Exercise directions ->
Scan the lines below for the word "Elle". Copy each line you find it in.

..............................

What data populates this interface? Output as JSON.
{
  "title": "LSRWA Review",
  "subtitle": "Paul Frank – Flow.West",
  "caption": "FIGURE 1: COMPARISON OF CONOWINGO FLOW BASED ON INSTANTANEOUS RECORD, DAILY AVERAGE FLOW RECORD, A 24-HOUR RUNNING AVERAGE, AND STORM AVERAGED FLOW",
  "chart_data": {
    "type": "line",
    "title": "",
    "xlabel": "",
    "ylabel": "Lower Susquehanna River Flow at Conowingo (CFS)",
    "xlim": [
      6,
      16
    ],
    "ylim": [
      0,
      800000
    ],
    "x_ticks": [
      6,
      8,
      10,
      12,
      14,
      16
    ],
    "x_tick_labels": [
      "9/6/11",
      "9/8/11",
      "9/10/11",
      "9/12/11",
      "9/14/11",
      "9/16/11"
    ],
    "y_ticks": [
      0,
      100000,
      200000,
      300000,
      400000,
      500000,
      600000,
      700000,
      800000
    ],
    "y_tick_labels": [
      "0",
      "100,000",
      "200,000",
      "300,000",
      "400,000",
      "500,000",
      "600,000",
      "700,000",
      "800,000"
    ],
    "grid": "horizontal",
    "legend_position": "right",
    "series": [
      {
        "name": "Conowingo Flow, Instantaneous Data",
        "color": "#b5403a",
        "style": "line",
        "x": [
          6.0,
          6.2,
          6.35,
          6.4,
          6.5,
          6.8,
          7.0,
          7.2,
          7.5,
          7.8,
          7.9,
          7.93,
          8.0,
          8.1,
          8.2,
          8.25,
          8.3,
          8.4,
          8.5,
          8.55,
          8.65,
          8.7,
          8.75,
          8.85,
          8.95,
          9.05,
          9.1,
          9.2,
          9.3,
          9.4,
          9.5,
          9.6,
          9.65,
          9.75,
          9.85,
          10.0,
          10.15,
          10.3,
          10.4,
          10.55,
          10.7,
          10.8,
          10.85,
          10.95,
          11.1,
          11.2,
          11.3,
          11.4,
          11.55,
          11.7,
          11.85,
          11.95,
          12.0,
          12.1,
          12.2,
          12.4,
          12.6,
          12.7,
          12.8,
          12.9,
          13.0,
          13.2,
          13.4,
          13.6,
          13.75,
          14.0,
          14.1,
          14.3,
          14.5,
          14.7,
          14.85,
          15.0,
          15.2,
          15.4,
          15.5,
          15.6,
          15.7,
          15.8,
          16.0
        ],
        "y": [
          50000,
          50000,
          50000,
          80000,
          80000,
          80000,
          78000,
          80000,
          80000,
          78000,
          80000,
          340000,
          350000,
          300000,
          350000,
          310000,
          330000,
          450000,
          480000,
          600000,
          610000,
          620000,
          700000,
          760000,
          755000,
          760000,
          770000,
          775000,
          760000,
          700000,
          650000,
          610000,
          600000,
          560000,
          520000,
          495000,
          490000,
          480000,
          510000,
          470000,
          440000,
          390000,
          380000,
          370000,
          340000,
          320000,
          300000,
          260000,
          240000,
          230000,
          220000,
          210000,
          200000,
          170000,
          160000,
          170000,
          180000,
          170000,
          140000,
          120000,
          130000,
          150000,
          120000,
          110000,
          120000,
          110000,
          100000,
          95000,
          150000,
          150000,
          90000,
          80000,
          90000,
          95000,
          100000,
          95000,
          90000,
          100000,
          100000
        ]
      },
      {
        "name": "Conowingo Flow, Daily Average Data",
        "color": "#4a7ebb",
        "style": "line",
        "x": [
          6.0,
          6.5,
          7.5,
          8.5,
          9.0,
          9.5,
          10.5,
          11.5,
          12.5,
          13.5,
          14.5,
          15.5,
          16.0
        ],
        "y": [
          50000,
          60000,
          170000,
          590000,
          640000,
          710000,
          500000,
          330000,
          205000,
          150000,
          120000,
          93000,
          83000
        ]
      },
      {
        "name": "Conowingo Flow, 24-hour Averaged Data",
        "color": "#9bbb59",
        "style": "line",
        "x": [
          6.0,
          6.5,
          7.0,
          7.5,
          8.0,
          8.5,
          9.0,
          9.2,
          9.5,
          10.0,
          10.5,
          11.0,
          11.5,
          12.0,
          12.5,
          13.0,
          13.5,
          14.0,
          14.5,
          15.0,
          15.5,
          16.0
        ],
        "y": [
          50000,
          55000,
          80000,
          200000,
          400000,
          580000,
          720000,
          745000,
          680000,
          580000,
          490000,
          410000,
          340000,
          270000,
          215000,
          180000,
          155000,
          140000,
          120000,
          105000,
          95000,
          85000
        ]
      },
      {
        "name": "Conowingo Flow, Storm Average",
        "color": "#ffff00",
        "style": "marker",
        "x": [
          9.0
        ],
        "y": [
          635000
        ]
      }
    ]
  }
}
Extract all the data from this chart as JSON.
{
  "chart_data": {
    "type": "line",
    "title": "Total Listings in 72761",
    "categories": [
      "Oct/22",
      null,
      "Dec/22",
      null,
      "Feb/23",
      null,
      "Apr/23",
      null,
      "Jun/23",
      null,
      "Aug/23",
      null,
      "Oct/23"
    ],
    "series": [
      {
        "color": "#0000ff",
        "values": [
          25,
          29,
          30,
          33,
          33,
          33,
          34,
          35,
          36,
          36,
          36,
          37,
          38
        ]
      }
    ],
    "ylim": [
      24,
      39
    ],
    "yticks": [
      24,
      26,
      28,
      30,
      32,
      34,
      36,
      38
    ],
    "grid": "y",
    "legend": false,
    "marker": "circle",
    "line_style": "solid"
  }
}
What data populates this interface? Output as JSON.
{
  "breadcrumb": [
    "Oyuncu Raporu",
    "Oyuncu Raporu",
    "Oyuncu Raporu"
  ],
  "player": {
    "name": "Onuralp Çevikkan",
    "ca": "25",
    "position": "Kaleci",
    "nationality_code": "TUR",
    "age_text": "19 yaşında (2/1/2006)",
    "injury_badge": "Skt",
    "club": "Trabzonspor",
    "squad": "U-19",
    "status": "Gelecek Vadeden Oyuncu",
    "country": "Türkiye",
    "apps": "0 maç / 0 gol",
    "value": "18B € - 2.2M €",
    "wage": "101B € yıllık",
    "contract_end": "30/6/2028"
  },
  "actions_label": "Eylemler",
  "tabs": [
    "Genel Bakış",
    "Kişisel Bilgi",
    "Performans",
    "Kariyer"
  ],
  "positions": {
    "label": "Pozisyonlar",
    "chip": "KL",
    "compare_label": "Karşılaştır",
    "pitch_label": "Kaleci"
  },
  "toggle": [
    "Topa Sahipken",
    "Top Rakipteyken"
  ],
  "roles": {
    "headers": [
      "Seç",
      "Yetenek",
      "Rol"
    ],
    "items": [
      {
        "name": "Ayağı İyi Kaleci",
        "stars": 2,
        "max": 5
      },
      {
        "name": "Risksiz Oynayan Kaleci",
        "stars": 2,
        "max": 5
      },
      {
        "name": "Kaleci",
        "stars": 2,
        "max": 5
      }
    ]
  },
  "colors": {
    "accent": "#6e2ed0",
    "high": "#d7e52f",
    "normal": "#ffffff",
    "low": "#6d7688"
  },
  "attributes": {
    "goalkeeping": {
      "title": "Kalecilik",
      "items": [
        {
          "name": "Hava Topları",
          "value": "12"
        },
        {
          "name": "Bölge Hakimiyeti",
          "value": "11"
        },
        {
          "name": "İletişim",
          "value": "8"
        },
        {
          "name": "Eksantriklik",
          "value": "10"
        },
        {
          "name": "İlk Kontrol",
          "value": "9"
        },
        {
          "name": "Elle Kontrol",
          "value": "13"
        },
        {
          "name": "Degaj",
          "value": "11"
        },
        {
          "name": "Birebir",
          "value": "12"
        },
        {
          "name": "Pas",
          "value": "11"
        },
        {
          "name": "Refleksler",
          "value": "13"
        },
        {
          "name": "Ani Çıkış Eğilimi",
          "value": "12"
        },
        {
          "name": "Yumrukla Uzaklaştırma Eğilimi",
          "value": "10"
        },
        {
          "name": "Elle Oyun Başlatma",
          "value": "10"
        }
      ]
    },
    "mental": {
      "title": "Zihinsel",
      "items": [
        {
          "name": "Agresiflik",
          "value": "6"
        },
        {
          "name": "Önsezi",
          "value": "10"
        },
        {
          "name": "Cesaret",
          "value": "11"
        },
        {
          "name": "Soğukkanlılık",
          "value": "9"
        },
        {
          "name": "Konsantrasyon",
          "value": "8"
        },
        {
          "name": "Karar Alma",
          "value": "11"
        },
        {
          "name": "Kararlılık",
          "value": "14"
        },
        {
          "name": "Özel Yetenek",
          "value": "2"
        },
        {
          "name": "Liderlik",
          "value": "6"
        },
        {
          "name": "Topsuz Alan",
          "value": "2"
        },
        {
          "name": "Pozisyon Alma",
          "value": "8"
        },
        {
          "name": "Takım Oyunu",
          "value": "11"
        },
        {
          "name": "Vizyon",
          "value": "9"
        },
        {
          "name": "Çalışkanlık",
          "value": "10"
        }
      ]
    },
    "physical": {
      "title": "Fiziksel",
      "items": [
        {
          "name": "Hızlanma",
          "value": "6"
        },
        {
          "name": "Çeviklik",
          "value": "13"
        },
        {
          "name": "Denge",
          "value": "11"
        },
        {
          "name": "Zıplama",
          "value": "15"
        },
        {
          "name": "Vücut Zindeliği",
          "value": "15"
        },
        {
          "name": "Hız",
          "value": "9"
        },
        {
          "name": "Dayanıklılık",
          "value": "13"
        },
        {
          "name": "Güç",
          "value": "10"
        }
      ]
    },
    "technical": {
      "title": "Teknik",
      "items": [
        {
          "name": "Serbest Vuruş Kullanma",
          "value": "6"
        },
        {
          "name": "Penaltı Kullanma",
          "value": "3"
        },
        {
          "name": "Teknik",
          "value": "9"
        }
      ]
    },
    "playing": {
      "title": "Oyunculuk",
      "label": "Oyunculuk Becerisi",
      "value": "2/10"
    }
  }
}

..............................

Correct answer ->
          "name": "Elle Kontrol",
          "name": "Elle Oyun Başlatma",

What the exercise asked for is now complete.